**** Records ****
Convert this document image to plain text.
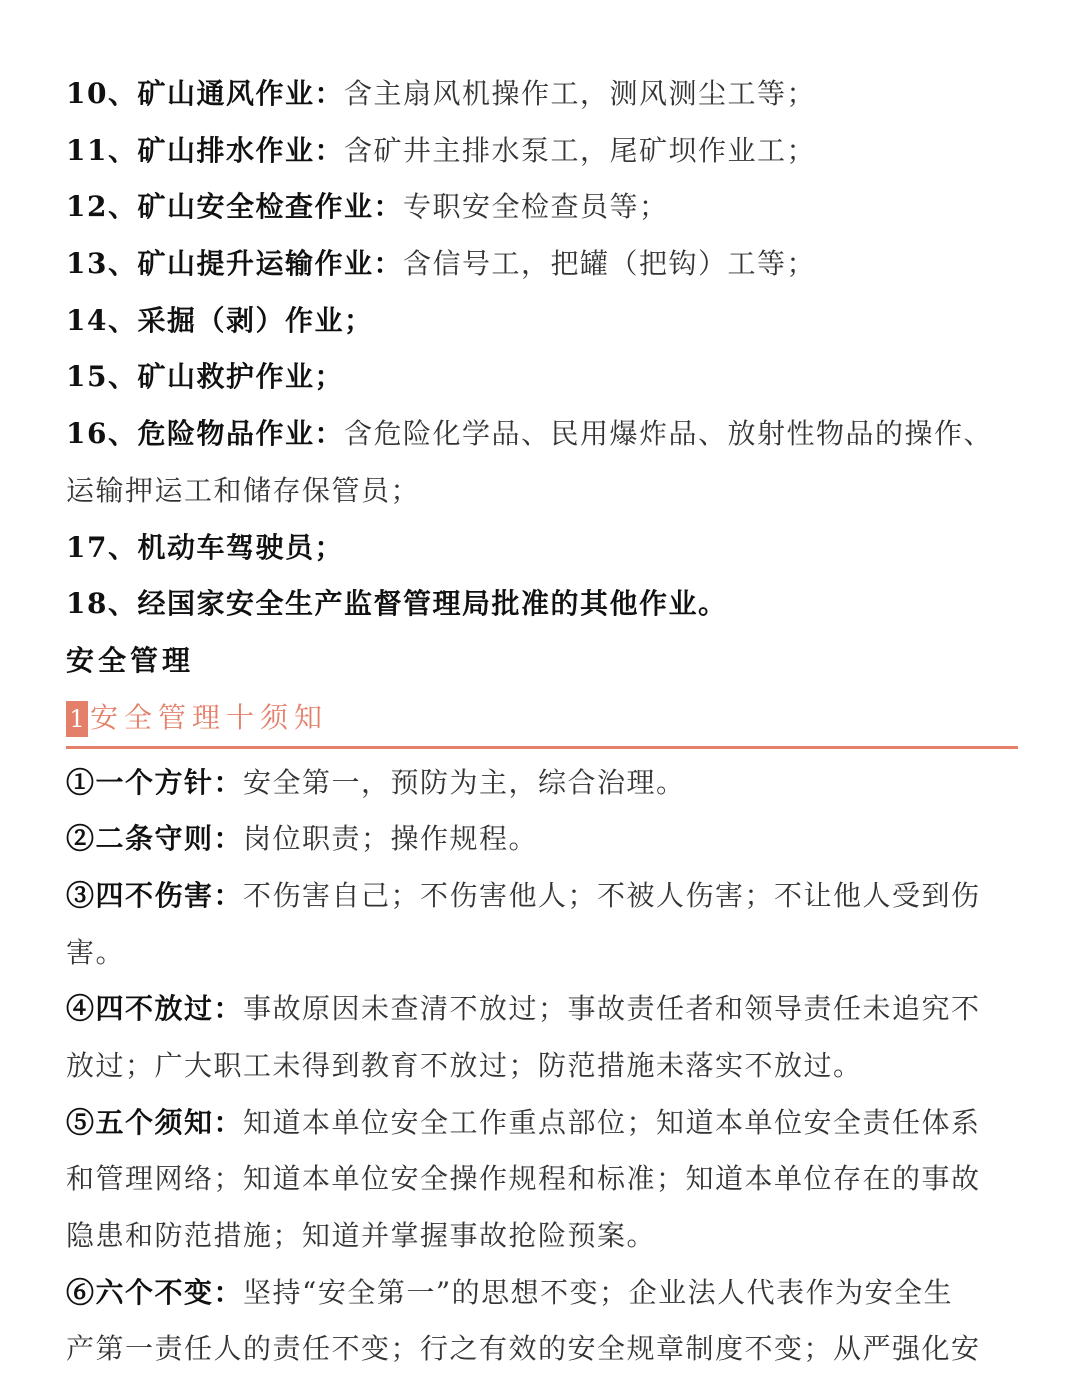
10、矿山通风作业：含主扇风机操作工，测风测尘工等；
11、矿山排水作业：含矿井主排水泵工，尾矿坝作业工；
12、矿山安全检查作业：专职安全检查员等；
13、矿山提升运输作业：含信号工，把罐（把钩）工等；
14、采掘（剥）作业；
15、矿山救护作业；
16、危险物品作业：含危险化学品、民用爆炸品、放射性物品的操作、
运输押运工和储存保管员；
17、机动车驾驶员；
18、经国家安全生产监督管理局批准的其他作业。
安全管理
1 安全管理十须知
①一个方针：安全第一，预防为主，综合治理。
②二条守则：岗位职责；操作规程。
③四不伤害：不伤害自己；不伤害他人；不被人伤害；不让他人受到伤
害。
④四不放过：事故原因未查清不放过；事故责任者和领导责任未追究不
放过；广大职工未得到教育不放过；防范措施未落实不放过。
⑤五个须知：知道本单位安全工作重点部位；知道本单位安全责任体系
和管理网络；知道本单位安全操作规程和标准；知道本单位存在的事故
隐患和防范措施；知道并掌握事故抢险预案。
⑥六个不变：坚持“安全第一”的思想不变；企业法人代表作为安全生
产第一责任人的责任不变；行之有效的安全规章制度不变；从严强化安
****
Stated exercise
Pick out the lines containing the string "安全第一".

Full response
①一个方针：安全第一，预防为主，综合治理。
⑥六个不变：坚持“安全第一”的思想不变；企业法人代表作为安全生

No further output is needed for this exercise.